** START Document text **
Singular value decomposition proof

Question

I need help in the following question. I'm not sure how to even begin to answer this. What is a possible proof for the following question?

If $A$ is an $m \times n$ matrix and $b$ is an $m$-vector, prove that the solution $x$ of minimum Euclidean norm to the least-squares problem $A\cong B$ is given by $$x=\sum_{\sigma_i \neq 0} \frac{u_i^Tb}{\sigma_i}v_i$$ where the $\sigma_i$, $u_i$, and $v_i$ are the singular values and corresponding singular vectors of A.

It would be nice to have the objective function. I have no idea what $\rm A \cong B$ means. — Rodrigo de Azevedo, Mar 30 '17 at 10:04
The least squares solution you post is derived here: http://math.stackexchange.com/questions/772039/how-does-the-svd-solve-the-least-squares-problem/2173715#2173715 — dantopa, Mar 30 '17 at 14:55
Possible duplicate of How does the SVD solve the least squares problem? — dantopa, Mar 30 '17 at 15:45
I reported this as unclear what you're asking, but at second look it simply appears to be a malicious edit of a valid question. That is to say, a pseudo-deletion. — GPhys, Mar 31 '17 at 02:02
Steve, care to explain why you undo edits by others? It's not like you own this post! Did you not read the fine print? — Jyrki Lahtonen, Apr 06 '17 at 07:33

dantopa · Accepted Answer · 2017-04-06T18:36:43.310

Preliminaries

Start with a tighter specification on the target matrix: $$ \mathbf{A} \in \mathbb{C}^{m\times n}_{\rho} $$ where the rank $\rho < \min (m,n)$. The matrix is rank defective and both null spaces are nontrivial.
** END Document text **
** START Data shown **
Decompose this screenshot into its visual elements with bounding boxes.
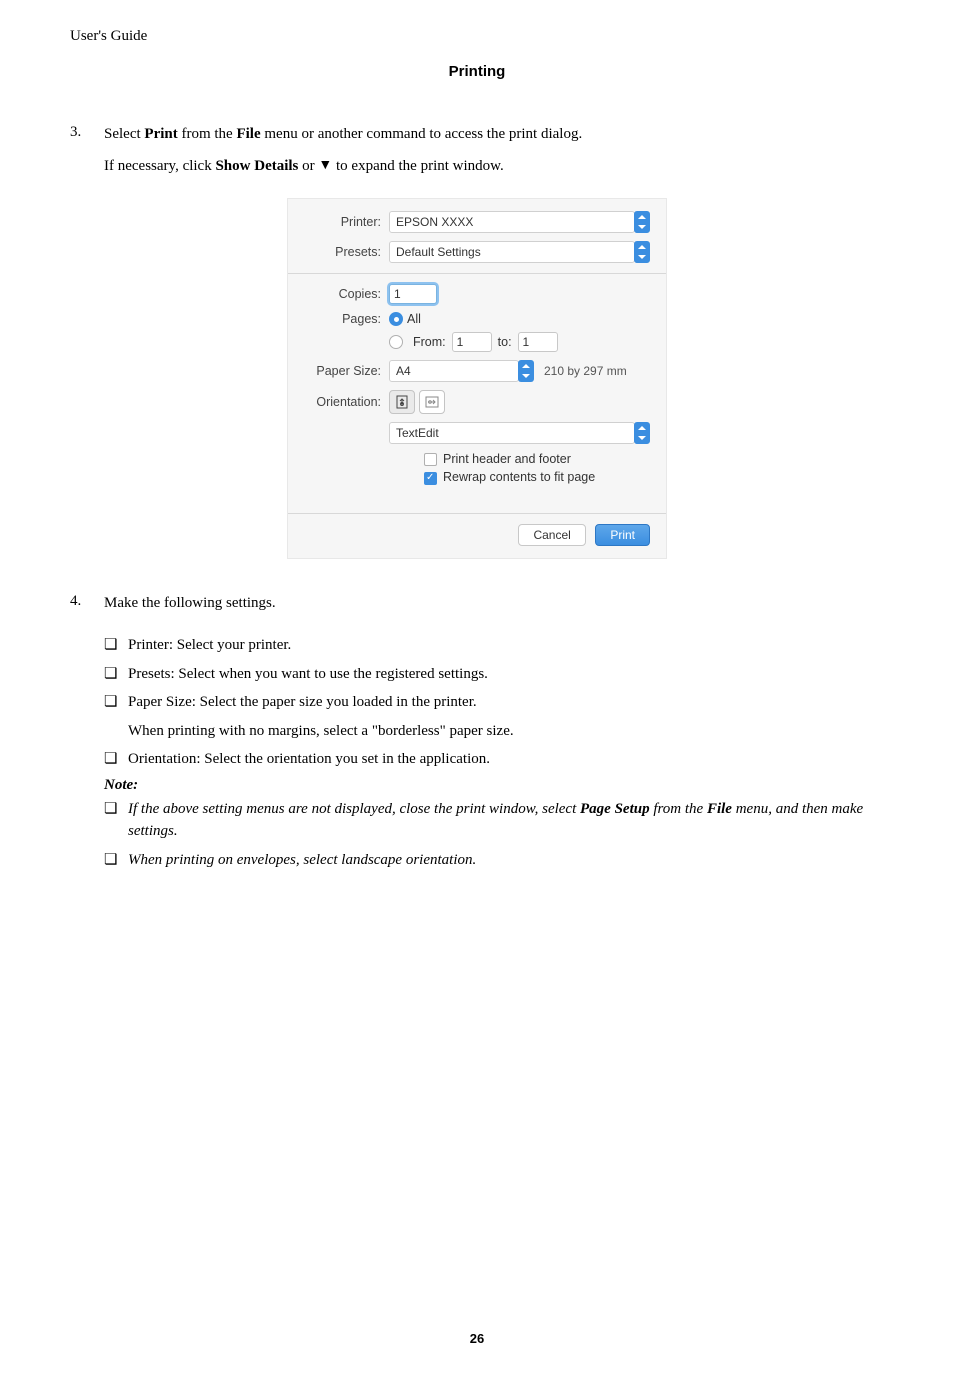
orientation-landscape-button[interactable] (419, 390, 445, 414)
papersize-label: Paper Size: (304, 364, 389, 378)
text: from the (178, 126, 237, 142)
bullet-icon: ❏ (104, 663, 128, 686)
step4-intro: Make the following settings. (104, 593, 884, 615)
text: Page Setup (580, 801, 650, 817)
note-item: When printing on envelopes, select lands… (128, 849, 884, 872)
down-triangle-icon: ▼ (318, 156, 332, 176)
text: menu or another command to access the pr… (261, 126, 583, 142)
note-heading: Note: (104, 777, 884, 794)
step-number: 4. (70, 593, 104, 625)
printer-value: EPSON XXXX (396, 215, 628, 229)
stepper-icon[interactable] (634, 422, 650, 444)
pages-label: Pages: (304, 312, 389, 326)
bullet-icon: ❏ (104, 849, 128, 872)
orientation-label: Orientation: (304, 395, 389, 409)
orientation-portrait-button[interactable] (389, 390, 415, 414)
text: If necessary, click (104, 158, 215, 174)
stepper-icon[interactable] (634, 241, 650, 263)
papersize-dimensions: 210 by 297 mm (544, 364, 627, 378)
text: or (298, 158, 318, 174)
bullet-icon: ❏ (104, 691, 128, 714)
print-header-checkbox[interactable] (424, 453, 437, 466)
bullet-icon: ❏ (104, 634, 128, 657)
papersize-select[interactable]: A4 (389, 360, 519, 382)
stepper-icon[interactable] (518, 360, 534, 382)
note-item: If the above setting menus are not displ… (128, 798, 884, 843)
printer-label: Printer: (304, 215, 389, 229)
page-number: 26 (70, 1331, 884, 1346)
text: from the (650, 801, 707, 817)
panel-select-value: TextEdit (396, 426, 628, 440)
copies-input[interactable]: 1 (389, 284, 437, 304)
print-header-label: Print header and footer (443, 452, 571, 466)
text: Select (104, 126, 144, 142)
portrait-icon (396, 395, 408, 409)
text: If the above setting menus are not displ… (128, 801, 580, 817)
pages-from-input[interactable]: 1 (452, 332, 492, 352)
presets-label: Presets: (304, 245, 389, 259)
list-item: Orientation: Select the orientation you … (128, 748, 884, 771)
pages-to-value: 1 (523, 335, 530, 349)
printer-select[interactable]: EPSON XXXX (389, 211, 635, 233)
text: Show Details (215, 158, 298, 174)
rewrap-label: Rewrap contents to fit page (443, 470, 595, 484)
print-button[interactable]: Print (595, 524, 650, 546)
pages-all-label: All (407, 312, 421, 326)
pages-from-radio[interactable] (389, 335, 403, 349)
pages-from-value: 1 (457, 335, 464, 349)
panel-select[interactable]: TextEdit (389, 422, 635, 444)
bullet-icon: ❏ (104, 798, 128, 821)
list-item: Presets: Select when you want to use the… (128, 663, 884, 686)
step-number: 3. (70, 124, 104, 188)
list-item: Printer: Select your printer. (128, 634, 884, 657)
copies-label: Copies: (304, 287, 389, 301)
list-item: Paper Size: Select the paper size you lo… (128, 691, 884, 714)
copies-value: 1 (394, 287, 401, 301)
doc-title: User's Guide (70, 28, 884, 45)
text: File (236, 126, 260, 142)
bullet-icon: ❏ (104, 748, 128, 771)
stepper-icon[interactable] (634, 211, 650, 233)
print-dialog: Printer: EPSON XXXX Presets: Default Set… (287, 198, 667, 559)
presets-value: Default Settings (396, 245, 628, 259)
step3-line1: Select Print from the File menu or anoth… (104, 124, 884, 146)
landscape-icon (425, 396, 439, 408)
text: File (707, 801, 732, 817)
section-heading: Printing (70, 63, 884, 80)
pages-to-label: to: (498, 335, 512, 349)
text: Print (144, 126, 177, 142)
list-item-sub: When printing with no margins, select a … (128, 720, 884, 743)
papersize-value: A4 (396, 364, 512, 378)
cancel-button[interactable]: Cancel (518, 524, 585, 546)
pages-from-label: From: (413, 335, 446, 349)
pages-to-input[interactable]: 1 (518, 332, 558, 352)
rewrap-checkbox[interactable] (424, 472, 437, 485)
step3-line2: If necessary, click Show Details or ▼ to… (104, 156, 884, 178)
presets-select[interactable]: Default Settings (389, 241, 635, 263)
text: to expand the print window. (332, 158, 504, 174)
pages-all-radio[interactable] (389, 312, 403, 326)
** END Data shown **
** START Data shown **
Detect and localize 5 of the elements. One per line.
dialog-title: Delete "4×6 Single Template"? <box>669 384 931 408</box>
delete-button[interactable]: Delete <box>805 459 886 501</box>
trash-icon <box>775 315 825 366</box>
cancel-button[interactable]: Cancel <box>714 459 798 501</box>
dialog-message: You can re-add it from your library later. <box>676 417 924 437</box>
** END Data shown **
** START Data shown **
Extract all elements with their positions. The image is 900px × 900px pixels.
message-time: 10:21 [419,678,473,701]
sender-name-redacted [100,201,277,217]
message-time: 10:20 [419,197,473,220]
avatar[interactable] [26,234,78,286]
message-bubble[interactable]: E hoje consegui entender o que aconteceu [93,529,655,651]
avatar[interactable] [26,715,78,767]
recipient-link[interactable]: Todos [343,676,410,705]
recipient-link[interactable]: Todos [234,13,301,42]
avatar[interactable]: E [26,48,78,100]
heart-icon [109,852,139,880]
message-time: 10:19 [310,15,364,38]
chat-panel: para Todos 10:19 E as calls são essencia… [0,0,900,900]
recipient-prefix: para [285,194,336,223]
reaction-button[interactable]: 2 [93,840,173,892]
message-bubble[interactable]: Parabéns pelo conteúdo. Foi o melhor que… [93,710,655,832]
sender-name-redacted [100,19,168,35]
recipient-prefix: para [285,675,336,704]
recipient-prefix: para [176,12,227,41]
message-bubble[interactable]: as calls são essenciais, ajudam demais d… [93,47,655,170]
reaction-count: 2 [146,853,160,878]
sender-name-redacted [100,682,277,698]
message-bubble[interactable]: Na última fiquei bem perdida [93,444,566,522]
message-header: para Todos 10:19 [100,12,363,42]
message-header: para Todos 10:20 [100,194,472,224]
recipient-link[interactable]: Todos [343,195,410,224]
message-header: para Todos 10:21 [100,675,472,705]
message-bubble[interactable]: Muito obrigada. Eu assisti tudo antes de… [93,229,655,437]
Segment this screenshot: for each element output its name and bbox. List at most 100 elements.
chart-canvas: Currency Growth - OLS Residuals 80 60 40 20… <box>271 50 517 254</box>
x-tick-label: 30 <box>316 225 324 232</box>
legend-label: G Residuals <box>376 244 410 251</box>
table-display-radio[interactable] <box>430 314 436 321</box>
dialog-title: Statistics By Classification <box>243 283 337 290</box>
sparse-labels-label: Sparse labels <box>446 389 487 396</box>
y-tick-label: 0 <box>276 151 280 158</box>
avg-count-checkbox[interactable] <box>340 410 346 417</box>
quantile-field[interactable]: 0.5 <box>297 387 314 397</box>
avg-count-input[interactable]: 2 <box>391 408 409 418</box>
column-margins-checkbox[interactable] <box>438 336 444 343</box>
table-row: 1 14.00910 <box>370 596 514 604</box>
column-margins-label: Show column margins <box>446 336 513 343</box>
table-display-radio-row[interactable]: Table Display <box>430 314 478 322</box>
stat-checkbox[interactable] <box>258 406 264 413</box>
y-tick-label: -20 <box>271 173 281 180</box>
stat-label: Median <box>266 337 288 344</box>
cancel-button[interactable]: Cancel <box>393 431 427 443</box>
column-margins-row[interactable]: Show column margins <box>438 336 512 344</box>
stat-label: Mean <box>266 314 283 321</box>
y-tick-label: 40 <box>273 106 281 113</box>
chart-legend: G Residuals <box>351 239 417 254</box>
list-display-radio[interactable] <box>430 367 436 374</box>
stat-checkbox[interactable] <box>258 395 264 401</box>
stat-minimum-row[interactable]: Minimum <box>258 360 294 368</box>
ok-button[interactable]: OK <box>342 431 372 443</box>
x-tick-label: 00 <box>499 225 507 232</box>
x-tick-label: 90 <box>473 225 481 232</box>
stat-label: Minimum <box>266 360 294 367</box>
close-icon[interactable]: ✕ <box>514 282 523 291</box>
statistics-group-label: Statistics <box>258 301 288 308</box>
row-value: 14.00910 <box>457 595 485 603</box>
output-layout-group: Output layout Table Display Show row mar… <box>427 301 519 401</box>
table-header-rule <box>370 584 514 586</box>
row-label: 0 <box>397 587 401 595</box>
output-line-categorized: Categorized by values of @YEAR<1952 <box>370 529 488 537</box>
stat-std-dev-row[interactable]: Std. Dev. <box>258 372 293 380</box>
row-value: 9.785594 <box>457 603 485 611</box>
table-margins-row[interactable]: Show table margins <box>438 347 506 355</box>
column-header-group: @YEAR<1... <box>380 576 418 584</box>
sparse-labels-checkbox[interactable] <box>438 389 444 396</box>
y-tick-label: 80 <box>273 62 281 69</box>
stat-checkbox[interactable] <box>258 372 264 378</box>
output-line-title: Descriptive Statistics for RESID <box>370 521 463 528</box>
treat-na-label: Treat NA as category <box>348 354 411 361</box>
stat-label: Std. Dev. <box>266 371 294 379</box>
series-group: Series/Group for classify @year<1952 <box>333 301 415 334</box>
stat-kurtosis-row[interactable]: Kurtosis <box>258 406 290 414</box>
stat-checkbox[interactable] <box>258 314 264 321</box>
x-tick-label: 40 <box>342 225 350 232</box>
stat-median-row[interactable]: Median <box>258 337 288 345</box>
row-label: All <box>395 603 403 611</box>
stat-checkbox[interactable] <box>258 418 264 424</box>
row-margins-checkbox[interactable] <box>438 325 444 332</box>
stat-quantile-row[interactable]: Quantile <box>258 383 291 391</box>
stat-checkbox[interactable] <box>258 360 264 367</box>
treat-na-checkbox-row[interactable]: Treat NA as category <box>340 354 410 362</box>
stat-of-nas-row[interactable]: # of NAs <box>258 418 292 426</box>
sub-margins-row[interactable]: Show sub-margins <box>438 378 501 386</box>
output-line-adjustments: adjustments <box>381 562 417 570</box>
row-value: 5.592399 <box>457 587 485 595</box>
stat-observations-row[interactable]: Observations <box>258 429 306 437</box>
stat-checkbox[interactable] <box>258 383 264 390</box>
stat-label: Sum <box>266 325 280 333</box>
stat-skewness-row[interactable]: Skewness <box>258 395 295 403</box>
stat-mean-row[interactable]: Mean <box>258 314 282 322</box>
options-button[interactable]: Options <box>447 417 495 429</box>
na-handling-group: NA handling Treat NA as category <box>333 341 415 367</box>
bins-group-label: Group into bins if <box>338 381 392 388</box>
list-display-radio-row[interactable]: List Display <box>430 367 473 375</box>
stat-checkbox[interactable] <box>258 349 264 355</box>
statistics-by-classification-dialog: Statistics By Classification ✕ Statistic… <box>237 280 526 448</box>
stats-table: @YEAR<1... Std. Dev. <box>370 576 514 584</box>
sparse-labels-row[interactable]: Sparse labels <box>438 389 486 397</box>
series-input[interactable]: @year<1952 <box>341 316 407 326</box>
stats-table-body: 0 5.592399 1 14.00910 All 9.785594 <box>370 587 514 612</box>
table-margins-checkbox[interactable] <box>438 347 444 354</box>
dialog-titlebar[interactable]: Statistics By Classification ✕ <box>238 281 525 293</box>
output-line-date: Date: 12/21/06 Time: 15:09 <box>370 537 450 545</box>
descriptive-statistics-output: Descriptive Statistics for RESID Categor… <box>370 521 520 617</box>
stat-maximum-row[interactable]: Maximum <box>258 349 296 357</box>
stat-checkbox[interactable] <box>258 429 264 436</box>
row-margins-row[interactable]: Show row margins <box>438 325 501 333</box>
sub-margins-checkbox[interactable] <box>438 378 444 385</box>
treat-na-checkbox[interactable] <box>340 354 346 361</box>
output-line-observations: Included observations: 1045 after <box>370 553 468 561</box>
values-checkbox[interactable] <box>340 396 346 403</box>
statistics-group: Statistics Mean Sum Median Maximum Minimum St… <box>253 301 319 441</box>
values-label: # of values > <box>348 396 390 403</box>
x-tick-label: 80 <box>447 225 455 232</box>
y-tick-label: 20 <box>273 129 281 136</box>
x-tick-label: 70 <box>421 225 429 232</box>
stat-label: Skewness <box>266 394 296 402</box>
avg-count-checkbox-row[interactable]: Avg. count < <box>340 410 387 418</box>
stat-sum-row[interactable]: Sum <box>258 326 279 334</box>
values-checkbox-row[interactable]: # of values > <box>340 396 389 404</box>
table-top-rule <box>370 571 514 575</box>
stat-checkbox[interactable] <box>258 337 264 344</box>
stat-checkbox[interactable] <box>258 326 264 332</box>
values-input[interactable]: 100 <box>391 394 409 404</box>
** END Data shown **
_Given instruction 1_
Decide whether each statement agrees with the forum thread on the singular value decomposition proof. Answer yes or no for each, and quote the exact words from the thread that decide it.
(a) The accepted answer was posted by dantopa.
(b) Rodrigo de Azevedo says he understands what $A \cong B$ means.
(c) The accepted answer assumes that the rank of the matrix equals $\min(m,n)$.
_Given instruction 2_
From the records, return the lines starting at the one containing "Extract all elements" and ending at the one containing "reaction-count: 2 [146,853,160,878]", both included, as they appear.
The forum thread and the records are unrelated and come from separate sources.

_Complete answer 1_
(a) Yes: "dantopa · Accepted Answer · 2017-04-06T18:36:43.310"
(b) No: "I have no idea what $\rm A \cong B$ means."
(c) No: "where the rank $\rho < \min (m,n)$"

_Complete answer 2_
Extract all elements with their positions. The image is 900px × 900px pixels.
message-time: 10:21 [419,678,473,701]
sender-name-redacted [100,201,277,217]
message-time: 10:20 [419,197,473,220]
avatar[interactable] [26,234,78,286]
message-bubble[interactable]: E hoje consegui entender o que aconteceu [93,529,655,651]
avatar[interactable] [26,715,78,767]
recipient-link[interactable]: Todos [343,676,410,705]
recipient-link[interactable]: Todos [234,13,301,42]
avatar[interactable]: E [26,48,78,100]
heart-icon [109,852,139,880]
message-time: 10:19 [310,15,364,38]
chat-panel: para Todos 10:19 E as calls são essencia… [0,0,900,900]
recipient-prefix: para [285,194,336,223]
reaction-button[interactable]: 2 [93,840,173,892]
message-bubble[interactable]: Parabéns pelo conteúdo. Foi o melhor que… [93,710,655,832]
sender-name-redacted [100,19,168,35]
recipient-prefix: para [285,675,336,704]
recipient-prefix: para [176,12,227,41]
message-bubble[interactable]: as calls são essenciais, ajudam demais d… [93,47,655,170]
reaction-count: 2 [146,853,160,878]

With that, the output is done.